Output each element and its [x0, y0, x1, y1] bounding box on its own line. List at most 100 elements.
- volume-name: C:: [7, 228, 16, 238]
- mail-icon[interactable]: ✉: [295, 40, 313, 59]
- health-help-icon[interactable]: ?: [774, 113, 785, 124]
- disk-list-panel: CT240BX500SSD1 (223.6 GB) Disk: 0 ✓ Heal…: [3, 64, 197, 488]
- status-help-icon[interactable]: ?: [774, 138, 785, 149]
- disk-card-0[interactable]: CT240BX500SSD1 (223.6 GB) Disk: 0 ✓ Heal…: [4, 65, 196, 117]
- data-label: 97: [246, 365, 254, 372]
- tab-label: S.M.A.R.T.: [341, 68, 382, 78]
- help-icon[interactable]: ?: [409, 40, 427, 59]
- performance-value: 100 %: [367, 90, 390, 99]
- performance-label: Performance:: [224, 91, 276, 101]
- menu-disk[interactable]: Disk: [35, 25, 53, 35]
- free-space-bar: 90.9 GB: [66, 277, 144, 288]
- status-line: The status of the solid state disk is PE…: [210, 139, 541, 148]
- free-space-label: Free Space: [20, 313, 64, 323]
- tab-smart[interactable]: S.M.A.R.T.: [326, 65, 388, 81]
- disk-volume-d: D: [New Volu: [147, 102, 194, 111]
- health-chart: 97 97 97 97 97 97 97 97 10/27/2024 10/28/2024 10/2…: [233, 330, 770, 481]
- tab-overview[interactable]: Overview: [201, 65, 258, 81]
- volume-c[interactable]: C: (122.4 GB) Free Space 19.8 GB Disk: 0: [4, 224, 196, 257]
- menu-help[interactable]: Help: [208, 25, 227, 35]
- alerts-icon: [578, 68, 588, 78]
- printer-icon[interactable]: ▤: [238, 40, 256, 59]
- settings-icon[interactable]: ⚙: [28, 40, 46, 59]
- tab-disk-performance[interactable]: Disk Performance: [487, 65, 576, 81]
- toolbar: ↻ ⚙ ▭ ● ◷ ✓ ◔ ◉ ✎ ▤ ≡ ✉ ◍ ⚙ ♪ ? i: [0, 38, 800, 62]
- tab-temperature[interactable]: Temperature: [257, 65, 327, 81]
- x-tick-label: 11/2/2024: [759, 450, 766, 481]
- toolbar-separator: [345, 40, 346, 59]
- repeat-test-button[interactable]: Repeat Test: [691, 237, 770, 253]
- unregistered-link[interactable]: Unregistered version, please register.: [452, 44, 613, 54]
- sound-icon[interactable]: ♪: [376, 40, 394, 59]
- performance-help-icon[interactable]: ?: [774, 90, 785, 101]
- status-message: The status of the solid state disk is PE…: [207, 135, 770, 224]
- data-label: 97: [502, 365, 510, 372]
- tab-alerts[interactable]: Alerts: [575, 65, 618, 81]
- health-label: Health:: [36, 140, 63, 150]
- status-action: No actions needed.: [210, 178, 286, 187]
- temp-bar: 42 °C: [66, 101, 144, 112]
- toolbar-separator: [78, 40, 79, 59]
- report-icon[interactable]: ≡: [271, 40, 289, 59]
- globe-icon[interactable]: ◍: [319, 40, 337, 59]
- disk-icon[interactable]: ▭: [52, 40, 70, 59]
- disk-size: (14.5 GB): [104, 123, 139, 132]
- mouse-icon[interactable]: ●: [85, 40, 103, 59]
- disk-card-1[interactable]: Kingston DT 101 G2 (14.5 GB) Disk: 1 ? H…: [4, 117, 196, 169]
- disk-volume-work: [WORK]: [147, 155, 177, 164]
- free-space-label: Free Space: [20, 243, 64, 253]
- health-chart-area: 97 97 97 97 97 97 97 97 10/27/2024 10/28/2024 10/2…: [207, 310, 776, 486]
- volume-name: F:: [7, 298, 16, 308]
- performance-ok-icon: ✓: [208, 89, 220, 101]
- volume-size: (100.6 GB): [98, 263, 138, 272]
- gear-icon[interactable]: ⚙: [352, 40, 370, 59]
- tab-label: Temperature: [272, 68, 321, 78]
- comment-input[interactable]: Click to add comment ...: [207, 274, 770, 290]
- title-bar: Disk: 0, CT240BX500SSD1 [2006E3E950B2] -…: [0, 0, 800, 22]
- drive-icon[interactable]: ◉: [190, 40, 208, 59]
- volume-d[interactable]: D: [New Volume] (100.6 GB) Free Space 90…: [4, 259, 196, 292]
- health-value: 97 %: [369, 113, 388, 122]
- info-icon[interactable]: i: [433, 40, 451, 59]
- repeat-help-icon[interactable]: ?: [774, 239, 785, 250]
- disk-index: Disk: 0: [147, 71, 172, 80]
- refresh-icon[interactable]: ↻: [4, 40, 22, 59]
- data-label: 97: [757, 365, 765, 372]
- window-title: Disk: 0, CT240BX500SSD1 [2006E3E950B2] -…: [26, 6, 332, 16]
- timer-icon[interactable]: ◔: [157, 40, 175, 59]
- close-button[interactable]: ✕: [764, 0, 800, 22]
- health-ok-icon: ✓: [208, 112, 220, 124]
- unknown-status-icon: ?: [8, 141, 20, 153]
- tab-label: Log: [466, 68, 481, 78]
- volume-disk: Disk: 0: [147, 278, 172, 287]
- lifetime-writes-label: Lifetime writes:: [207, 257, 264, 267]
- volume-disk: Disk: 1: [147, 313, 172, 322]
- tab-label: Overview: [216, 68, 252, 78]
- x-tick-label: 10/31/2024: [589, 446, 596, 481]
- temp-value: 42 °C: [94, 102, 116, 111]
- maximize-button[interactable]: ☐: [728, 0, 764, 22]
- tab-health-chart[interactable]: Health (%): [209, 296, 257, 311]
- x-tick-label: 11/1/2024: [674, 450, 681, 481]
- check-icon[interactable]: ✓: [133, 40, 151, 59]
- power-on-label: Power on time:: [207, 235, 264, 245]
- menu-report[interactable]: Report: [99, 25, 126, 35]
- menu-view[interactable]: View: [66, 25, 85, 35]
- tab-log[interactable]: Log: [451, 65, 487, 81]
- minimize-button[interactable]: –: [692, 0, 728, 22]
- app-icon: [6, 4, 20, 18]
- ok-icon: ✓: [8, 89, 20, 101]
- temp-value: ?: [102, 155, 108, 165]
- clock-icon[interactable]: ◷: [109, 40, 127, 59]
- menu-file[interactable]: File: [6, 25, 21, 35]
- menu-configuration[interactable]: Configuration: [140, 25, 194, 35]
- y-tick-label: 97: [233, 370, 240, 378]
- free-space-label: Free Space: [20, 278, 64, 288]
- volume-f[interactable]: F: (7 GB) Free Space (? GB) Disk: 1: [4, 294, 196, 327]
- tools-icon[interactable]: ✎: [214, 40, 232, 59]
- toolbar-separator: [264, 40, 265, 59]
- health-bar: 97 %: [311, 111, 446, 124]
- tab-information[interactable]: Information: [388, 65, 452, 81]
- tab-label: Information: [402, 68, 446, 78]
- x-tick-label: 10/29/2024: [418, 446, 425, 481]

——

*GIVEN TASK*:
Copy out every line of the listing above without changing anything.

*ANSWER TO THIS TASK*:
Output each element and its [x0, y0, x1, y1] bounding box on its own line. List at most 100 elements.
- volume-name: C:: [7, 228, 16, 238]
- mail-icon[interactable]: ✉: [295, 40, 313, 59]
- health-help-icon[interactable]: ?: [774, 113, 785, 124]
- disk-list-panel: CT240BX500SSD1 (223.6 GB) Disk: 0 ✓ Heal…: [3, 64, 197, 488]
- status-help-icon[interactable]: ?: [774, 138, 785, 149]
- disk-card-0[interactable]: CT240BX500SSD1 (223.6 GB) Disk: 0 ✓ Heal…: [4, 65, 196, 117]
- data-label: 97: [246, 365, 254, 372]
- tab-label: S.M.A.R.T.: [341, 68, 382, 78]
- help-icon[interactable]: ?: [409, 40, 427, 59]
- performance-value: 100 %: [367, 90, 390, 99]
- performance-label: Performance:: [224, 91, 276, 101]
- menu-disk[interactable]: Disk: [35, 25, 53, 35]
- free-space-bar: 90.9 GB: [66, 277, 144, 288]
- status-line: The status of the solid state disk is PE…: [210, 139, 541, 148]
- free-space-label: Free Space: [20, 313, 64, 323]
- tab-smart[interactable]: S.M.A.R.T.: [326, 65, 388, 81]
- disk-volume-d: D: [New Volu: [147, 102, 194, 111]
- health-chart: 97 97 97 97 97 97 97 97 10/27/2024 10/28/2024 10/2…: [233, 330, 770, 481]
- tab-overview[interactable]: Overview: [201, 65, 258, 81]
- volume-c[interactable]: C: (122.4 GB) Free Space 19.8 GB Disk: 0: [4, 224, 196, 257]
- menu-help[interactable]: Help: [208, 25, 227, 35]
- alerts-icon: [578, 68, 588, 78]
- printer-icon[interactable]: ▤: [238, 40, 256, 59]
- settings-icon[interactable]: ⚙: [28, 40, 46, 59]
- tab-disk-performance[interactable]: Disk Performance: [487, 65, 576, 81]
- toolbar: ↻ ⚙ ▭ ● ◷ ✓ ◔ ◉ ✎ ▤ ≡ ✉ ◍ ⚙ ♪ ? i: [0, 38, 800, 62]
- tab-temperature[interactable]: Temperature: [257, 65, 327, 81]
- x-tick-label: 11/2/2024: [759, 450, 766, 481]
- toolbar-separator: [345, 40, 346, 59]
- repeat-test-button[interactable]: Repeat Test: [691, 237, 770, 253]
- unregistered-link[interactable]: Unregistered version, please register.: [452, 44, 613, 54]
- sound-icon[interactable]: ♪: [376, 40, 394, 59]
- performance-help-icon[interactable]: ?: [774, 90, 785, 101]
- status-message: The status of the solid state disk is PE…: [207, 135, 770, 224]
- data-label: 97: [502, 365, 510, 372]
- tab-alerts[interactable]: Alerts: [575, 65, 618, 81]
- health-label: Health:: [36, 140, 63, 150]
- status-action: No actions needed.: [210, 178, 286, 187]
- temp-bar: 42 °C: [66, 101, 144, 112]
- toolbar-separator: [78, 40, 79, 59]
- report-icon[interactable]: ≡: [271, 40, 289, 59]
- globe-icon[interactable]: ◍: [319, 40, 337, 59]
- disk-icon[interactable]: ▭: [52, 40, 70, 59]
- disk-size: (14.5 GB): [104, 123, 139, 132]
- mouse-icon[interactable]: ●: [85, 40, 103, 59]
- disk-card-1[interactable]: Kingston DT 101 G2 (14.5 GB) Disk: 1 ? H…: [4, 117, 196, 169]
- disk-volume-work: [WORK]: [147, 155, 177, 164]
- free-space-label: Free Space: [20, 243, 64, 253]
- health-chart-area: 97 97 97 97 97 97 97 97 10/27/2024 10/28/2024 10/2…: [207, 310, 776, 486]
- volume-name: F:: [7, 298, 16, 308]
- performance-ok-icon: ✓: [208, 89, 220, 101]
- volume-size: (100.6 GB): [98, 263, 138, 272]
- gear-icon[interactable]: ⚙: [352, 40, 370, 59]
- tab-label: Temperature: [272, 68, 321, 78]
- comment-input[interactable]: Click to add comment ...: [207, 274, 770, 290]
- title-bar: Disk: 0, CT240BX500SSD1 [2006E3E950B2] -…: [0, 0, 800, 22]
- drive-icon[interactable]: ◉: [190, 40, 208, 59]
- volume-d[interactable]: D: [New Volume] (100.6 GB) Free Space 90…: [4, 259, 196, 292]
- health-value: 97 %: [369, 113, 388, 122]
- info-icon[interactable]: i: [433, 40, 451, 59]
- repeat-help-icon[interactable]: ?: [774, 239, 785, 250]
- disk-index: Disk: 0: [147, 71, 172, 80]
- refresh-icon[interactable]: ↻: [4, 40, 22, 59]
- data-label: 97: [757, 365, 765, 372]
- window-title: Disk: 0, CT240BX500SSD1 [2006E3E950B2] -…: [26, 6, 332, 16]
- timer-icon[interactable]: ◔: [157, 40, 175, 59]
- close-button[interactable]: ✕: [764, 0, 800, 22]
- health-ok-icon: ✓: [208, 112, 220, 124]
- unknown-status-icon: ?: [8, 141, 20, 153]
- tab-label: Log: [466, 68, 481, 78]
- volume-disk: Disk: 0: [147, 278, 172, 287]
- lifetime-writes-label: Lifetime writes:: [207, 257, 264, 267]
- volume-disk: Disk: 1: [147, 313, 172, 322]
- tab-label: Overview: [216, 68, 252, 78]
- x-tick-label: 10/31/2024: [589, 446, 596, 481]
- temp-value: 42 °C: [94, 102, 116, 111]
- maximize-button[interactable]: ☐: [728, 0, 764, 22]
- tab-health-chart[interactable]: Health (%): [209, 296, 257, 311]
- x-tick-label: 11/1/2024: [674, 450, 681, 481]
- check-icon[interactable]: ✓: [133, 40, 151, 59]
- power-on-label: Power on time:: [207, 235, 264, 245]
- menu-report[interactable]: Report: [99, 25, 126, 35]
- menu-view[interactable]: View: [66, 25, 85, 35]
- tab-log[interactable]: Log: [451, 65, 487, 81]
- minimize-button[interactable]: –: [692, 0, 728, 22]
- app-icon: [6, 4, 20, 18]
- ok-icon: ✓: [8, 89, 20, 101]
- temp-value: ?: [102, 155, 108, 165]
- clock-icon[interactable]: ◷: [109, 40, 127, 59]
- menu-file[interactable]: File: [6, 25, 21, 35]
- menu-configuration[interactable]: Configuration: [140, 25, 194, 35]
- y-tick-label: 97: [233, 370, 240, 378]
- free-space-label: Free Space: [20, 278, 64, 288]
- volume-f[interactable]: F: (7 GB) Free Space (? GB) Disk: 1: [4, 294, 196, 327]
- tools-icon[interactable]: ✎: [214, 40, 232, 59]
- toolbar-separator: [264, 40, 265, 59]
- health-bar: 97 %: [311, 111, 446, 124]
- tab-information[interactable]: Information: [388, 65, 452, 81]
- tab-label: Information: [402, 68, 446, 78]
- x-tick-label: 10/29/2024: [418, 446, 425, 481]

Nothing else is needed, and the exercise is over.